(Dataset records on visual material)
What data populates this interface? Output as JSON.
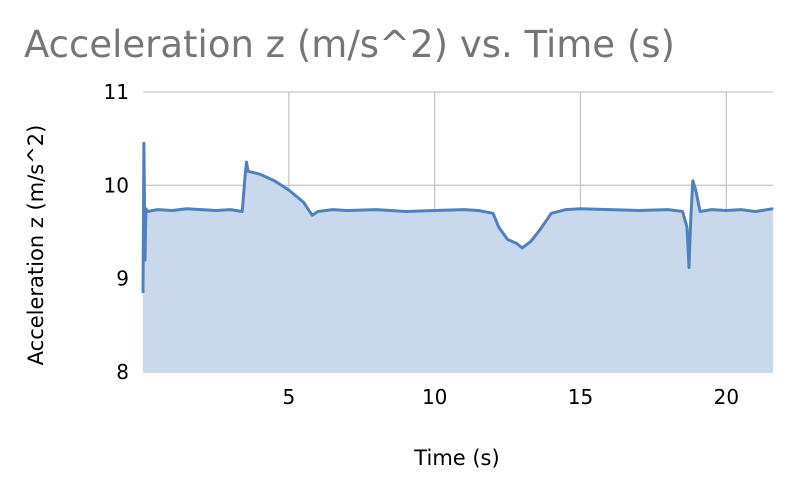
{
  "chart_data": {
    "type": "area",
    "title": "Acceleration z (m/s^2) vs. Time (s)",
    "xlabel": "Time (s)",
    "ylabel": "Acceleration z (m/s^2)",
    "xlim": [
      0,
      21.6
    ],
    "ylim": [
      8,
      11
    ],
    "xticks": [
      5,
      10,
      15,
      20
    ],
    "xtick_labels": [
      "5",
      "10",
      "15",
      "20"
    ],
    "yticks": [
      8,
      9,
      10,
      11
    ],
    "ytick_labels": [
      "8",
      "9",
      "10",
      "11"
    ],
    "grid": true,
    "legend": "none",
    "colors": {
      "line": "#4f81bd",
      "fill": "#cad8ec",
      "grid": "#c8c8c8",
      "title": "#767676"
    },
    "series": [
      {
        "x": [
          0,
          0.03,
          0.07,
          0.1,
          0.15,
          0.5,
          1,
          1.5,
          2,
          2.5,
          3,
          3.4,
          3.5,
          3.55,
          3.6,
          4,
          4.5,
          5,
          5.5,
          5.8,
          6,
          6.5,
          7,
          8,
          9,
          10,
          11,
          11.5,
          12,
          12.2,
          12.5,
          12.8,
          13,
          13.3,
          13.6,
          14,
          14.5,
          15,
          16,
          17,
          18,
          18.5,
          18.65,
          18.72,
          18.78,
          18.85,
          18.95,
          19.1,
          19.5,
          20,
          20.5,
          21,
          21.6
        ],
        "y": [
          8.85,
          10.45,
          9.2,
          9.75,
          9.72,
          9.74,
          9.73,
          9.75,
          9.74,
          9.73,
          9.74,
          9.72,
          10.1,
          10.25,
          10.15,
          10.12,
          10.05,
          9.95,
          9.82,
          9.68,
          9.72,
          9.74,
          9.73,
          9.74,
          9.72,
          9.73,
          9.74,
          9.73,
          9.7,
          9.55,
          9.42,
          9.38,
          9.33,
          9.4,
          9.52,
          9.7,
          9.74,
          9.75,
          9.74,
          9.73,
          9.74,
          9.72,
          9.55,
          9.12,
          9.65,
          10.05,
          9.95,
          9.72,
          9.74,
          9.73,
          9.74,
          9.72,
          9.75
        ]
      }
    ]
  }
}
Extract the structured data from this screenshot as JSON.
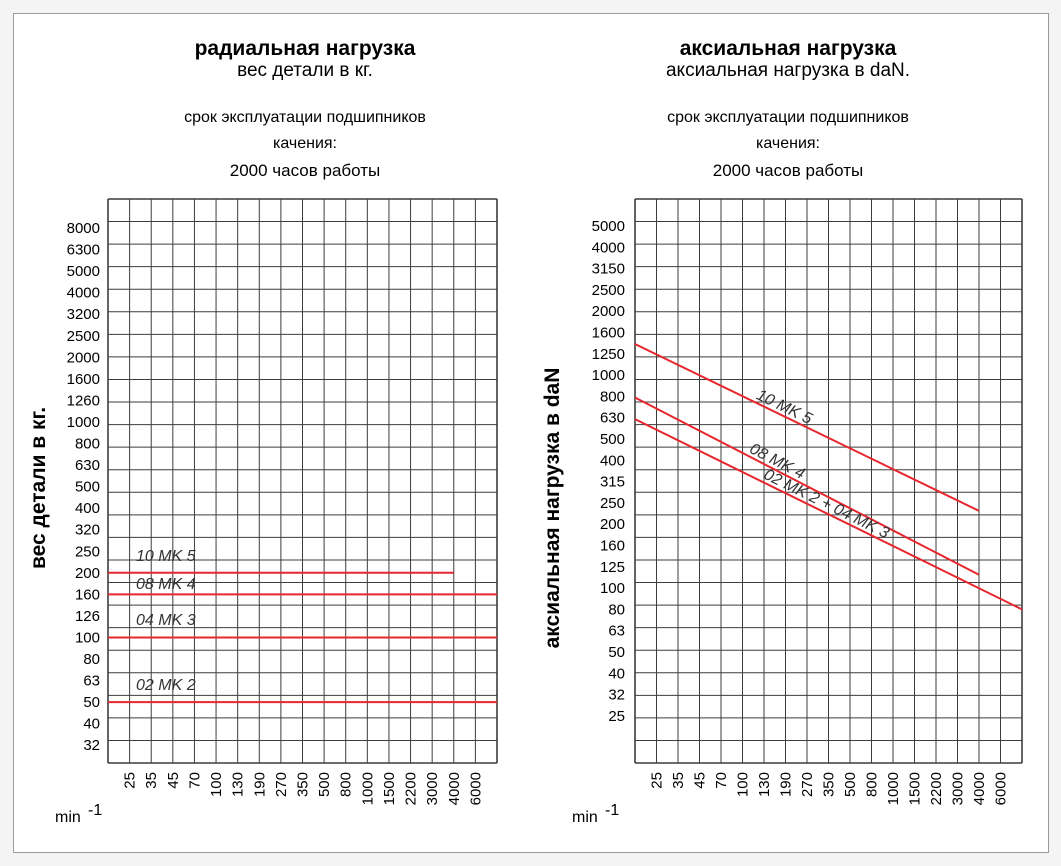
{
  "chart_data": [
    {
      "type": "line",
      "title": "радиальная нагрузка",
      "subtitle": "вес детали в кг.",
      "note_lines": [
        "срок эксплуатации подшипников",
        "качения:",
        "2000 часов работы"
      ],
      "ylabel": "вес детали в кг.",
      "xlabel": "min",
      "xlabel_sup": "-1",
      "y_ticks": [
        "8000",
        "6300",
        "5000",
        "4000",
        "3200",
        "2500",
        "2000",
        "1600",
        "1260",
        "1000",
        "800",
        "630",
        "500",
        "400",
        "320",
        "250",
        "200",
        "160",
        "126",
        "100",
        "80",
        "63",
        "50",
        "40",
        "32"
      ],
      "x_ticks": [
        "25",
        "35",
        "45",
        "70",
        "100",
        "130",
        "190",
        "270",
        "350",
        "500",
        "800",
        "1000",
        "1500",
        "2200",
        "3000",
        "4000",
        "6000"
      ],
      "series": [
        {
          "name": "10 MK 5",
          "x": [
            "25",
            "4000"
          ],
          "y": [
            200,
            200
          ]
        },
        {
          "name": "08 MK 4",
          "x": [
            "25",
            "6000"
          ],
          "y": [
            160,
            160
          ]
        },
        {
          "name": "04 MK 3",
          "x": [
            "25",
            "6000"
          ],
          "y": [
            100,
            100
          ]
        },
        {
          "name": "02 MK 2",
          "x": [
            "25",
            "6000"
          ],
          "y": [
            50,
            50
          ]
        }
      ]
    },
    {
      "type": "line",
      "title": "аксиальная нагрузка",
      "subtitle": "аксиальная нагрузка в daN.",
      "note_lines": [
        "срок эксплуатации подшипников",
        "качения:",
        "2000 часов работы"
      ],
      "ylabel": "аксиальная нагрузка в daN",
      "xlabel": "min",
      "xlabel_sup": "-1",
      "y_ticks": [
        "5000",
        "4000",
        "3150",
        "2500",
        "2000",
        "1600",
        "1250",
        "1000",
        "800",
        "630",
        "500",
        "400",
        "315",
        "250",
        "200",
        "160",
        "125",
        "100",
        "80",
        "63",
        "50",
        "40",
        "32",
        "25"
      ],
      "x_ticks": [
        "25",
        "35",
        "45",
        "70",
        "100",
        "130",
        "190",
        "270",
        "350",
        "500",
        "800",
        "1000",
        "1500",
        "2200",
        "3000",
        "4000",
        "6000"
      ],
      "series": [
        {
          "name": "10 MK 5",
          "x": [
            "25",
            "4000"
          ],
          "y": [
            1400,
            230
          ]
        },
        {
          "name": "08 MK 4",
          "x": [
            "25",
            "4000"
          ],
          "y": [
            790,
            115
          ]
        },
        {
          "name": "02 MK 2 + 04 MK 3",
          "x": [
            "25",
            "6000"
          ],
          "y": [
            620,
            80
          ]
        }
      ]
    }
  ],
  "colors": {
    "grid": "#3d3d3d",
    "series": "#e8262d",
    "frame": "#9a9a9a"
  }
}
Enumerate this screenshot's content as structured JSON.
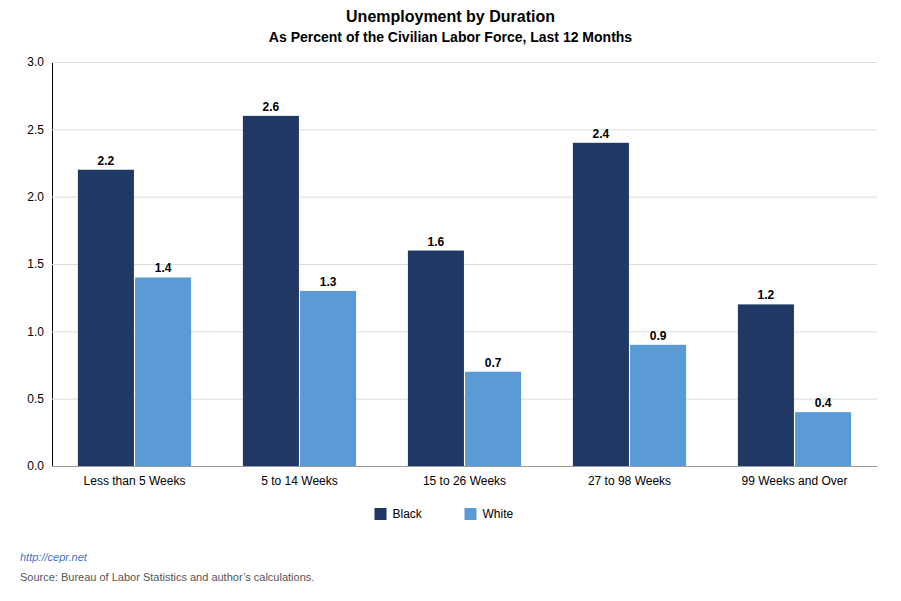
{
  "chart_data": {
    "type": "bar",
    "title": "Unemployment  by Duration",
    "subtitle": "As Percent of the Civilian  Labor Force, Last 12 Months",
    "categories": [
      "Less than 5 Weeks",
      "5 to 14 Weeks",
      "15 to 26 Weeks",
      "27 to 98 Weeks",
      "99 Weeks and Over"
    ],
    "series": [
      {
        "name": "Black",
        "color": "#1F3864",
        "values": [
          2.2,
          2.6,
          1.6,
          2.4,
          1.2
        ]
      },
      {
        "name": "White",
        "color": "#5B9BD5",
        "values": [
          1.4,
          1.3,
          0.7,
          0.9,
          0.4
        ]
      }
    ],
    "ylim": [
      0.0,
      3.0
    ],
    "yticks": [
      {
        "value": 0.0,
        "label": "0.0"
      },
      0.5,
      {
        "value": 1.0,
        "label": "1.0"
      },
      1.5,
      {
        "value": 2.0,
        "label": "2.0"
      },
      2.5,
      {
        "value": 3.0,
        "label": "3.0"
      }
    ],
    "grid": true,
    "data_labels": true,
    "legend": "bottom",
    "annotations": [
      "http://cepr.net",
      "Source: Bureau of Labor Statistics and author’s calculations."
    ]
  }
}
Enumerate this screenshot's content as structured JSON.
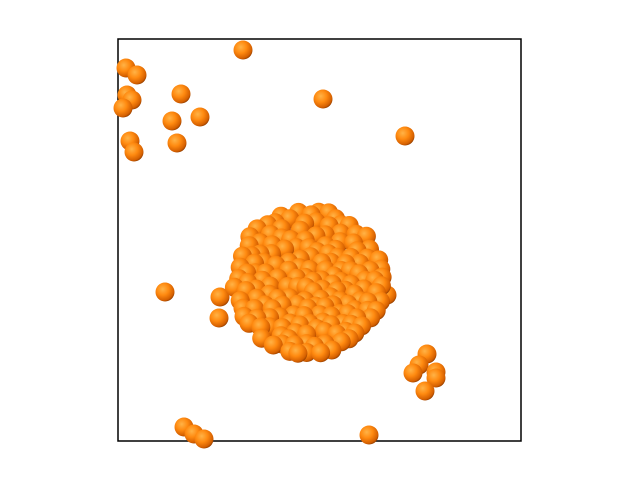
{
  "scene": {
    "background": "#ffffff",
    "frame_color": "#000000",
    "sphere_highlight": "#ffb347",
    "sphere_base": "#ff7f0e",
    "sphere_shadow": "#8a3a00"
  }
}
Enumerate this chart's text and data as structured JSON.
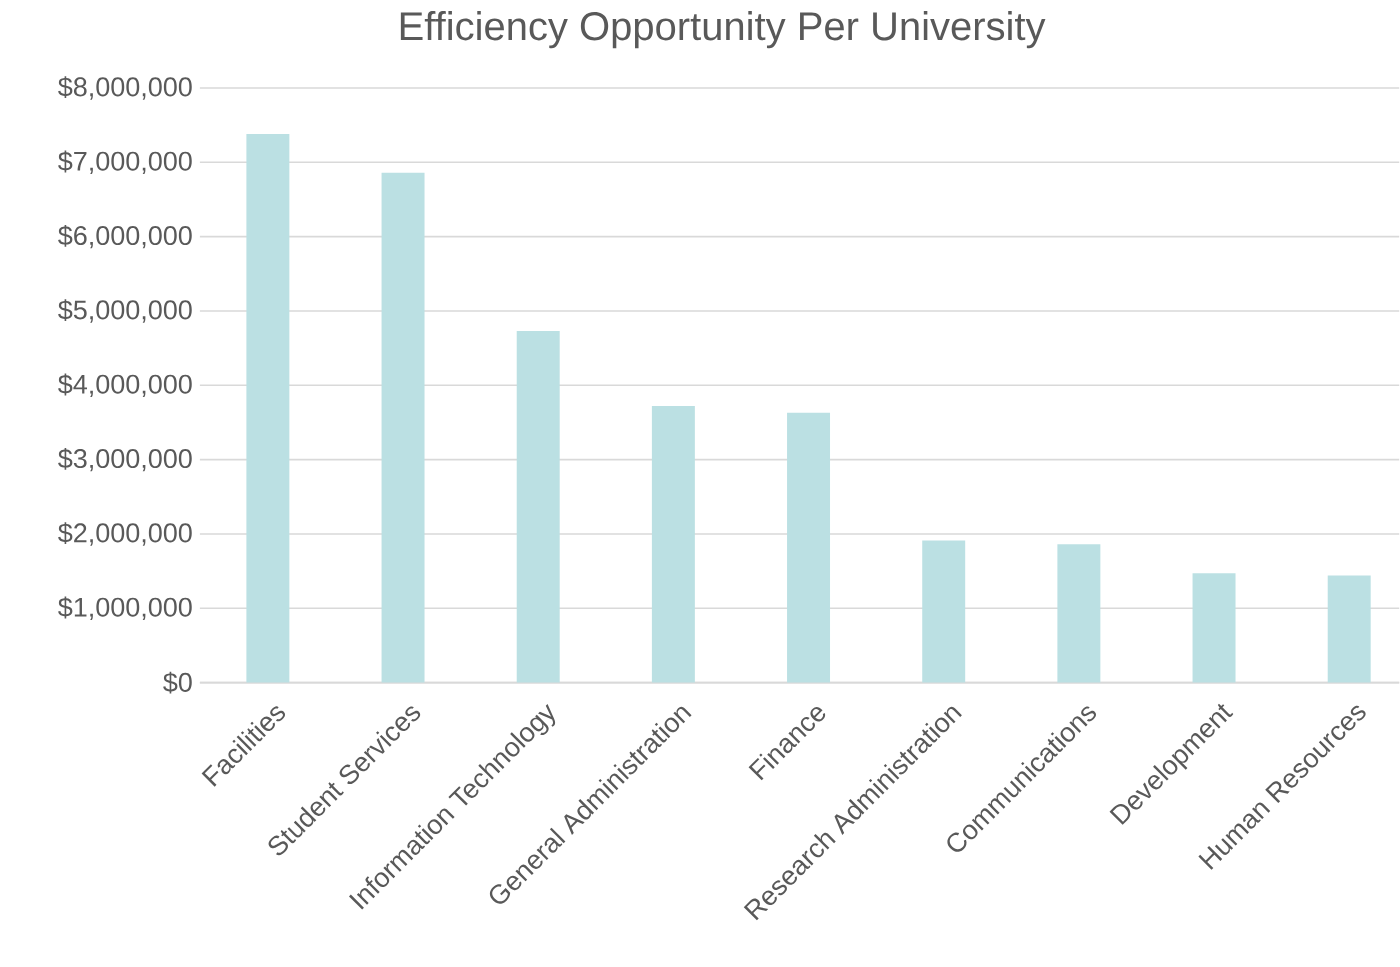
{
  "chart_data": {
    "type": "bar",
    "title": "Efficiency Opportunity Per University",
    "categories": [
      "Facilities",
      "Student Services",
      "Information Technology",
      "General Administration",
      "Finance",
      "Research Administration",
      "Communications",
      "Development",
      "Human Resources"
    ],
    "values": [
      7380000,
      6860000,
      4730000,
      3720000,
      3630000,
      1910000,
      1860000,
      1470000,
      1440000
    ],
    "color": "#bbe0e3",
    "ylim": [
      0,
      8000000
    ],
    "yticks": [
      {
        "value": 0,
        "label": "$0"
      },
      {
        "value": 1000000,
        "label": "$1,000,000"
      },
      {
        "value": 2000000,
        "label": "$2,000,000"
      },
      {
        "value": 3000000,
        "label": "$3,000,000"
      },
      {
        "value": 4000000,
        "label": "$4,000,000"
      },
      {
        "value": 5000000,
        "label": "$5,000,000"
      },
      {
        "value": 6000000,
        "label": "$6,000,000"
      },
      {
        "value": 7000000,
        "label": "$7,000,000"
      },
      {
        "value": 8000000,
        "label": "$8,000,000"
      }
    ],
    "grid": "y"
  }
}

■ Short problem: Count the lines above in which the word "нагрузка" appears, then state only that count.

■ Final answer: 4